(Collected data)
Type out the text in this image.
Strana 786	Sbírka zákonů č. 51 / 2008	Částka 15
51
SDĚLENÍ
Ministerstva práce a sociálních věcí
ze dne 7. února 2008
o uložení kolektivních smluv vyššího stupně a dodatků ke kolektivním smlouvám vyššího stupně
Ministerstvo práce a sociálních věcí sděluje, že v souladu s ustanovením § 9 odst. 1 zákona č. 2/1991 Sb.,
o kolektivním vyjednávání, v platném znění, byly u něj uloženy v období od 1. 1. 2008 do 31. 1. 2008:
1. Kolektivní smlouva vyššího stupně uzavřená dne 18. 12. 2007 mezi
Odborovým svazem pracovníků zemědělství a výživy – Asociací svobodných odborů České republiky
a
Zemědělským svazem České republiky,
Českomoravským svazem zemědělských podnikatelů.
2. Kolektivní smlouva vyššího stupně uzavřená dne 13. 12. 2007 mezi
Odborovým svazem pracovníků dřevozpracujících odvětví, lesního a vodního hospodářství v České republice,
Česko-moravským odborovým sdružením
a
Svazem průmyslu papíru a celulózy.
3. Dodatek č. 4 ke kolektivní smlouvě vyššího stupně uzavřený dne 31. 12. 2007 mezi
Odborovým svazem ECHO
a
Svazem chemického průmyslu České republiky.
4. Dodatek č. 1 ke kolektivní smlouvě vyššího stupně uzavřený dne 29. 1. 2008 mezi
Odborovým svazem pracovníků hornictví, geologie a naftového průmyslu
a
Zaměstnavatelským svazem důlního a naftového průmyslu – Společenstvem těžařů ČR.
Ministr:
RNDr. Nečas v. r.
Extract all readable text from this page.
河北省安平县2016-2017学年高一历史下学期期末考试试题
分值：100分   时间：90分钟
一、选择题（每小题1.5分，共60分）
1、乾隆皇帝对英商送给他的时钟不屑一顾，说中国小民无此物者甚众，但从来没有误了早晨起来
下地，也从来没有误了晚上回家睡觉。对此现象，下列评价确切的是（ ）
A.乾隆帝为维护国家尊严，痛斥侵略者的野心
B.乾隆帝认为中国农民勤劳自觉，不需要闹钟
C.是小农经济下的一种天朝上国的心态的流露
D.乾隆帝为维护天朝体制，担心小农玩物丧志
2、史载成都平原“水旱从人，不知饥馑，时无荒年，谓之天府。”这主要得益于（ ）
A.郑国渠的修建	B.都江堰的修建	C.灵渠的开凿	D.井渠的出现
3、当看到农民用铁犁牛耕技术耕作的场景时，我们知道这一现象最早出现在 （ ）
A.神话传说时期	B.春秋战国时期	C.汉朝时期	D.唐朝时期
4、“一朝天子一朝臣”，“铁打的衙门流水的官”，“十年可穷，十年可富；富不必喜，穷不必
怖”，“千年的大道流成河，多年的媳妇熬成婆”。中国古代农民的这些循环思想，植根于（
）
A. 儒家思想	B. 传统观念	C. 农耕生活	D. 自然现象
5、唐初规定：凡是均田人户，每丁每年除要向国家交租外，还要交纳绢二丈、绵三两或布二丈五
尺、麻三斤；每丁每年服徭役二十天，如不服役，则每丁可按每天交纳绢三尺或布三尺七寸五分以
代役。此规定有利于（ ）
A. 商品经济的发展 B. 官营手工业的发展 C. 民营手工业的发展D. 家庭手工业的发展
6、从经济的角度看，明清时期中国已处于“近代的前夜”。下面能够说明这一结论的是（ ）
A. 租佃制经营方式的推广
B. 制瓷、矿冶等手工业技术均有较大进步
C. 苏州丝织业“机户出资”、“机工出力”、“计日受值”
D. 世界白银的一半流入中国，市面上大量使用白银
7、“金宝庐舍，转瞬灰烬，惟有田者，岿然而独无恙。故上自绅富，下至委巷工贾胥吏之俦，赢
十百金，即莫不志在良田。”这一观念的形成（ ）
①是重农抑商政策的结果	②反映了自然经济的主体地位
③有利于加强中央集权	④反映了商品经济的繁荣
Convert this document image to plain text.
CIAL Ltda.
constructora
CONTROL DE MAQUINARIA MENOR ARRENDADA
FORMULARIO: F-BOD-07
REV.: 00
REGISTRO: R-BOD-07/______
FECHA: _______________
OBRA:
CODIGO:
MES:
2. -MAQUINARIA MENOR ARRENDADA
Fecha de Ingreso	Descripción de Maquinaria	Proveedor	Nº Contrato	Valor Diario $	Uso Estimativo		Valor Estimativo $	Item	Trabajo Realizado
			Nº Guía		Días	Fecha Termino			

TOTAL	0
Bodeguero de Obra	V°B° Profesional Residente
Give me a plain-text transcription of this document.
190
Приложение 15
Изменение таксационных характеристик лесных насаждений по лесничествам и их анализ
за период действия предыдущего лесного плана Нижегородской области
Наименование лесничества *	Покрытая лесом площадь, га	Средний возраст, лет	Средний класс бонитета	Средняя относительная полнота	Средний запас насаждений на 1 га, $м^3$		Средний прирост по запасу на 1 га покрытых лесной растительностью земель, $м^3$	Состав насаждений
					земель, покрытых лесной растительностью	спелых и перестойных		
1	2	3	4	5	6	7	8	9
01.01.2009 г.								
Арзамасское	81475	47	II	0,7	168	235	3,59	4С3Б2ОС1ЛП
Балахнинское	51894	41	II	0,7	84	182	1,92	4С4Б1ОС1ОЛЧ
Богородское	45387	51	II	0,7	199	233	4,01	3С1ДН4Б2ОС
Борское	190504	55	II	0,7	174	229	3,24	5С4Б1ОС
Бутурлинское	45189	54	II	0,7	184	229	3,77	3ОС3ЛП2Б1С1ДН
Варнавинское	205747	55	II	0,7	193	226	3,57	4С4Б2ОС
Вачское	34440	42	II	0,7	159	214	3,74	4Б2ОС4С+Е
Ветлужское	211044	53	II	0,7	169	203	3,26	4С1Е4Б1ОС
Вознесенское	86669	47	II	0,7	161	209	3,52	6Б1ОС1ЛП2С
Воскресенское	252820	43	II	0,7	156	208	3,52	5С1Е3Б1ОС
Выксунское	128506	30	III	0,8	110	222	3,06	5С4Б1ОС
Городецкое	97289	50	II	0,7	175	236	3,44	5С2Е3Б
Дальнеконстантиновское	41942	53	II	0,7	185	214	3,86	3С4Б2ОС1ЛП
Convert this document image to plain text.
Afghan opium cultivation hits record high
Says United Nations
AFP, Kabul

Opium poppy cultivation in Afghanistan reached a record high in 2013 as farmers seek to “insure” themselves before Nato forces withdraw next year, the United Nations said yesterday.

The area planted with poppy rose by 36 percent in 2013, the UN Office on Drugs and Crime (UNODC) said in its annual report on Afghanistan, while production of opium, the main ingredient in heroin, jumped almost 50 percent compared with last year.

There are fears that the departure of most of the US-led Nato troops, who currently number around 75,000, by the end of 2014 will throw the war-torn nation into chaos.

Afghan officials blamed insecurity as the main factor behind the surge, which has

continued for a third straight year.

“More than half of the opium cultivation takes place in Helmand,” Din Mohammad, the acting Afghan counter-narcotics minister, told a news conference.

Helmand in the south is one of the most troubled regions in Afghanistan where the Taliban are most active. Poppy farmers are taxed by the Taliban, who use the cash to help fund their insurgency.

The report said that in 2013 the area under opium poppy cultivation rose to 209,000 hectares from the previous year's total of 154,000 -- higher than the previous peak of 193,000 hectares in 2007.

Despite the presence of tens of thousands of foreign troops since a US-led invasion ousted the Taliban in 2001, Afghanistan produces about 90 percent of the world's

_What is being asked_
Scan the lines for the string "naftového". Pick out every line that has it.

_Written response_
Odborovým svazem pracovníků hornictví, geologie a naftového průmyslu
Zaměstnavatelským svazem důlního a naftového průmyslu – Společenstvem těžařů ČR.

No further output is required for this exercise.